▸ WRITTEN EXERCISE
Copy out every line in the listing below that contains the string "region". Case counts.

▸ RECORDED DATA
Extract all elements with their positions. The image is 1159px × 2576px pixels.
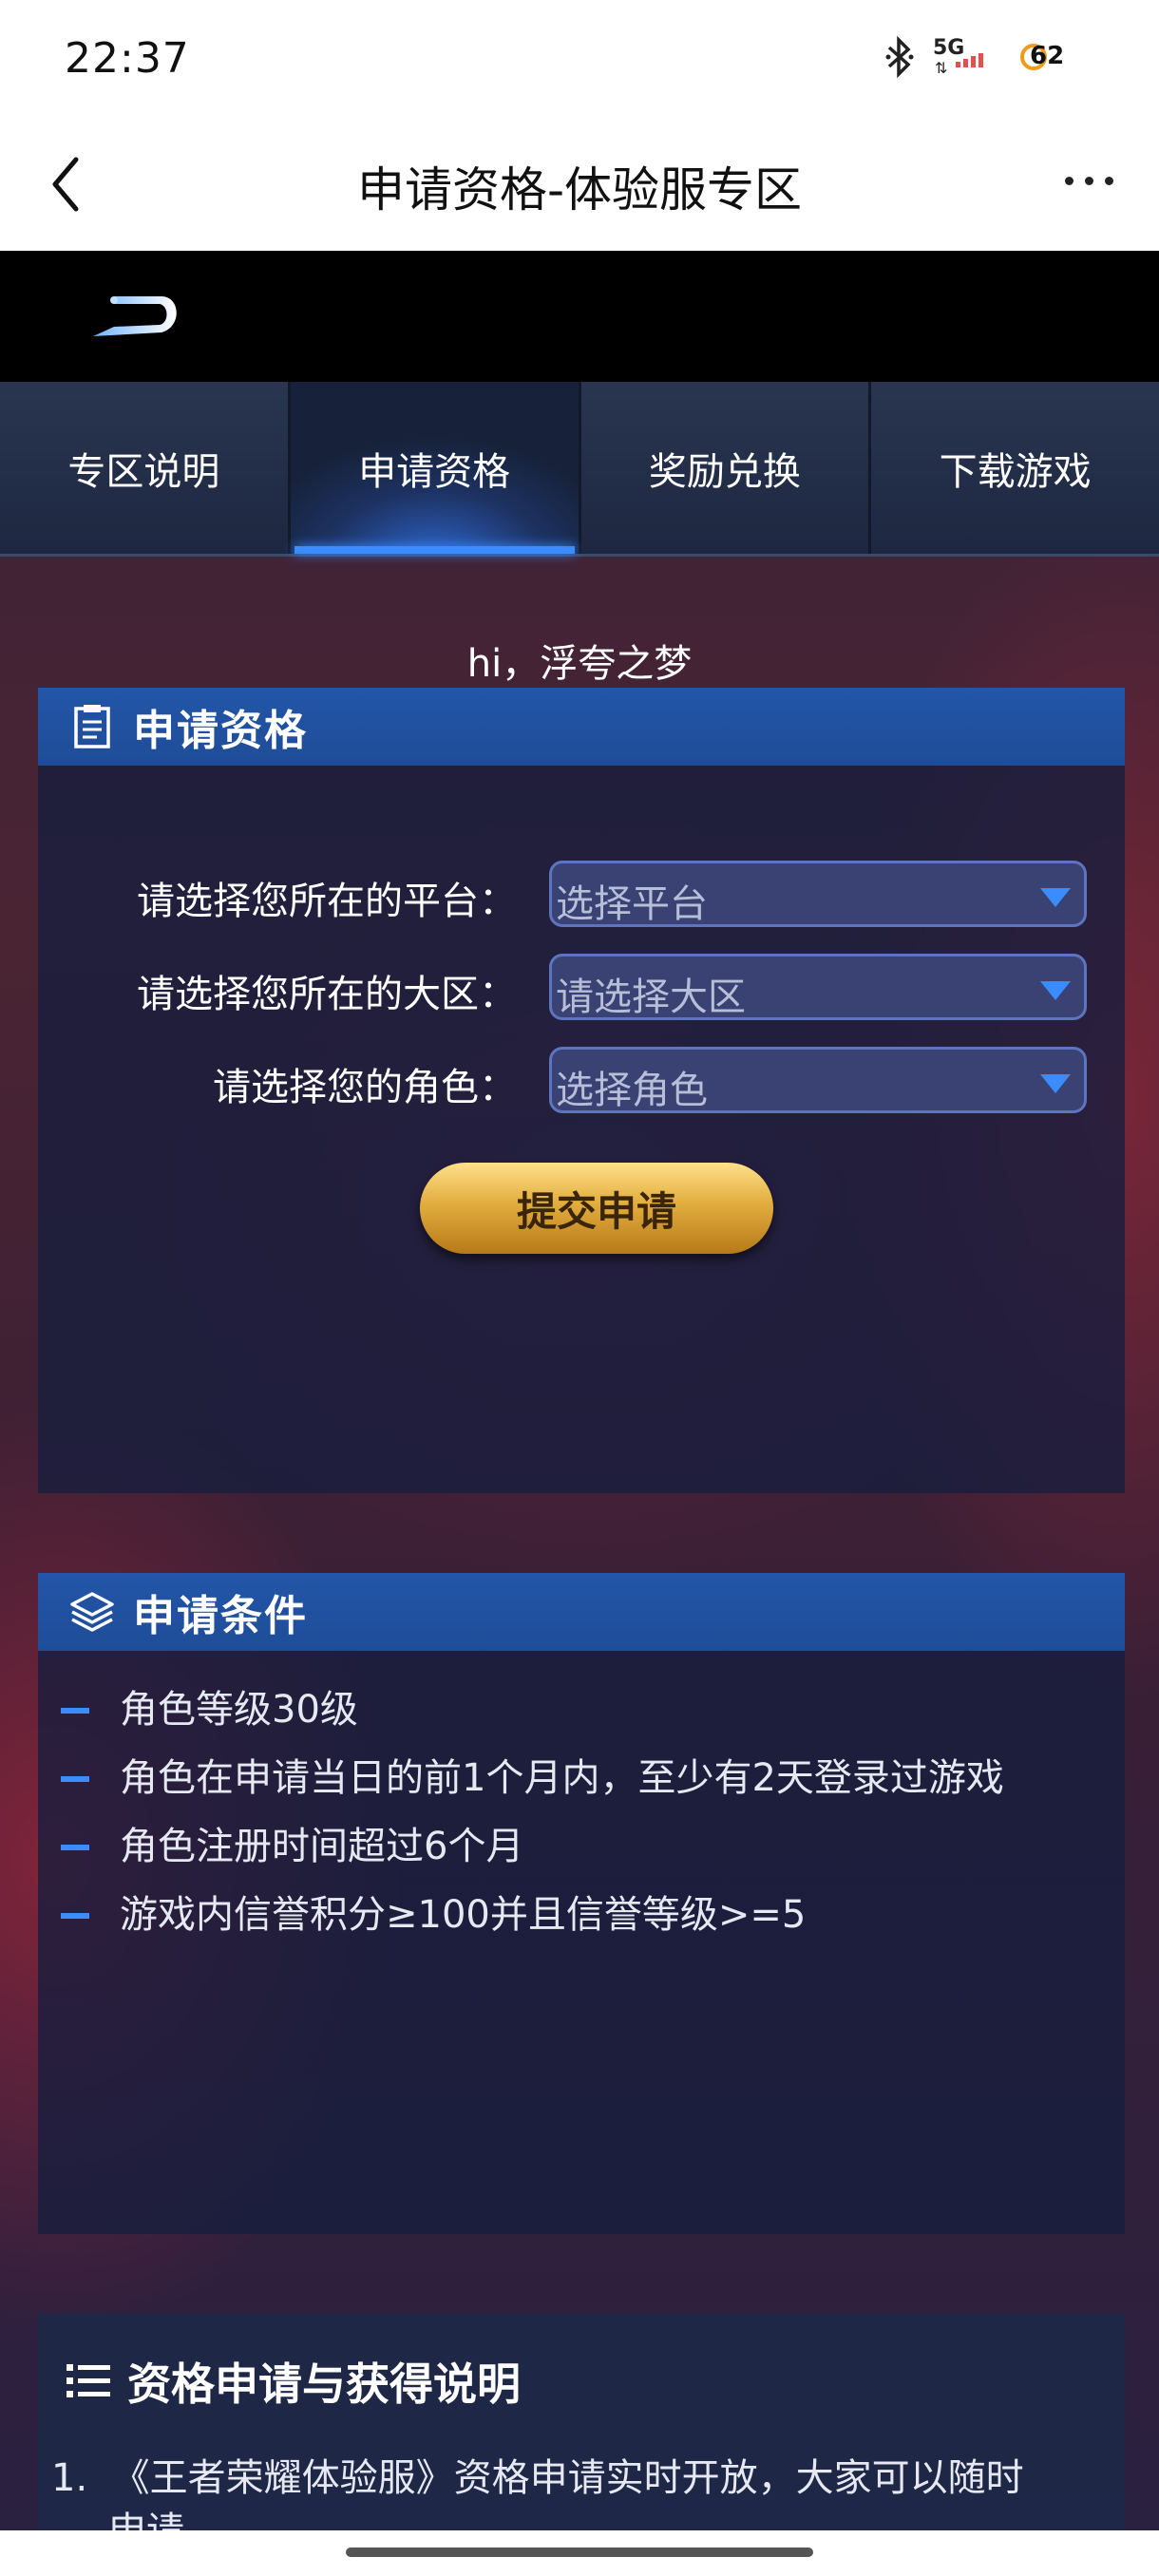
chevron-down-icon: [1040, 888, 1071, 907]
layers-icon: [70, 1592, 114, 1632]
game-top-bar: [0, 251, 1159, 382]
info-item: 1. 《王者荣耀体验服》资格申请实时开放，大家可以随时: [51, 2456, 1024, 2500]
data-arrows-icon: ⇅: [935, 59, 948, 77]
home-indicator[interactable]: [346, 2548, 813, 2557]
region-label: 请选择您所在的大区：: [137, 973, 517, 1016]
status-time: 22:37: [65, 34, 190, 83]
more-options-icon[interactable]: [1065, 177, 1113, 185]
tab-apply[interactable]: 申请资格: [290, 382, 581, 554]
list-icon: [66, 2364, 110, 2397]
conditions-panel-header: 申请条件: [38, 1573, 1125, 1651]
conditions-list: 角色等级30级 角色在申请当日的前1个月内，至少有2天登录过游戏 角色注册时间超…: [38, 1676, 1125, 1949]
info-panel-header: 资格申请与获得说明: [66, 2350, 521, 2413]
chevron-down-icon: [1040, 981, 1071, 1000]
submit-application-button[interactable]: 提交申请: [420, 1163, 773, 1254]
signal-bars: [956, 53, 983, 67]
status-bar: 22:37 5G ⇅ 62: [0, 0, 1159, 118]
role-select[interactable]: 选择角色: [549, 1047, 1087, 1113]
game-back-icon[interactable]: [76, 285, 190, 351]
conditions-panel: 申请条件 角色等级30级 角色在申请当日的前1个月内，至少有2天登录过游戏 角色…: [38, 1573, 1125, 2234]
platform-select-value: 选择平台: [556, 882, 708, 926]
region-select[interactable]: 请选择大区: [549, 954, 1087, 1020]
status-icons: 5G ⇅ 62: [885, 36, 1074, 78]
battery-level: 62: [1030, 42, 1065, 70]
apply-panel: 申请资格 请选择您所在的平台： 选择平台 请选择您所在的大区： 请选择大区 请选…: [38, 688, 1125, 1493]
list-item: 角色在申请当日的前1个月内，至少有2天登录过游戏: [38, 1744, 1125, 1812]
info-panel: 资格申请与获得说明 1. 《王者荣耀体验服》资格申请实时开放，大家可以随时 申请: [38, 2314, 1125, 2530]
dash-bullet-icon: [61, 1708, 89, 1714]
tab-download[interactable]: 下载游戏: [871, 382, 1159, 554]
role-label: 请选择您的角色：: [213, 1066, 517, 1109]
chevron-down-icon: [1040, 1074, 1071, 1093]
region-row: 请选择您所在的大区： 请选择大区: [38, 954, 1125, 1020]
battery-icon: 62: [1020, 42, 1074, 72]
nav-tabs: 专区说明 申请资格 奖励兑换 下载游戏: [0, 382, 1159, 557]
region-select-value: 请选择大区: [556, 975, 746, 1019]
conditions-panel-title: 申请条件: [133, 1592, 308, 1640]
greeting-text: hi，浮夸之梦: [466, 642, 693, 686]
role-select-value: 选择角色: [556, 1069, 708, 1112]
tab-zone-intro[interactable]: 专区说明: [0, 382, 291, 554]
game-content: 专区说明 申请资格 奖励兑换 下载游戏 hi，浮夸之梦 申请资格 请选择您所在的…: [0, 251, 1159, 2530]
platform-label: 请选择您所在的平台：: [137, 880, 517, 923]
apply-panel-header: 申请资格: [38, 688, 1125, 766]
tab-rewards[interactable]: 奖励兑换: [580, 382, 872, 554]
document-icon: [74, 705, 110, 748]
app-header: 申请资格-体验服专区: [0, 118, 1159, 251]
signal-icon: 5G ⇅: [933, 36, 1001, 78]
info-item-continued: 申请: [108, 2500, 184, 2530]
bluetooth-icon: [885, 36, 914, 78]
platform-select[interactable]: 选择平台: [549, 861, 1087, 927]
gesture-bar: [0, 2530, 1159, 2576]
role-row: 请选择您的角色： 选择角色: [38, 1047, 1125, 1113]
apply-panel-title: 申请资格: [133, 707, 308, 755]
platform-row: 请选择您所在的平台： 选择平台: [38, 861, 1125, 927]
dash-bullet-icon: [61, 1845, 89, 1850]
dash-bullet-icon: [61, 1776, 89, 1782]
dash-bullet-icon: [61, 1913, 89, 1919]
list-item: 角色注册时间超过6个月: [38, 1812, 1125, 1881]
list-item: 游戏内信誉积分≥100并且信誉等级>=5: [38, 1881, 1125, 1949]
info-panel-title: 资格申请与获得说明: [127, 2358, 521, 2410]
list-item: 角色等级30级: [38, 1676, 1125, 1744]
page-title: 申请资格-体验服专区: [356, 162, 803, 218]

▸ FULL RESPONSE
region-label: 请选择您所在的大区：: [137, 973, 517, 1016]
region-select[interactable]: 请选择大区: [549, 954, 1087, 1020]
region-row: 请选择您所在的大区： 请选择大区: [38, 954, 1125, 1020]
region-select-value: 请选择大区: [556, 975, 746, 1019]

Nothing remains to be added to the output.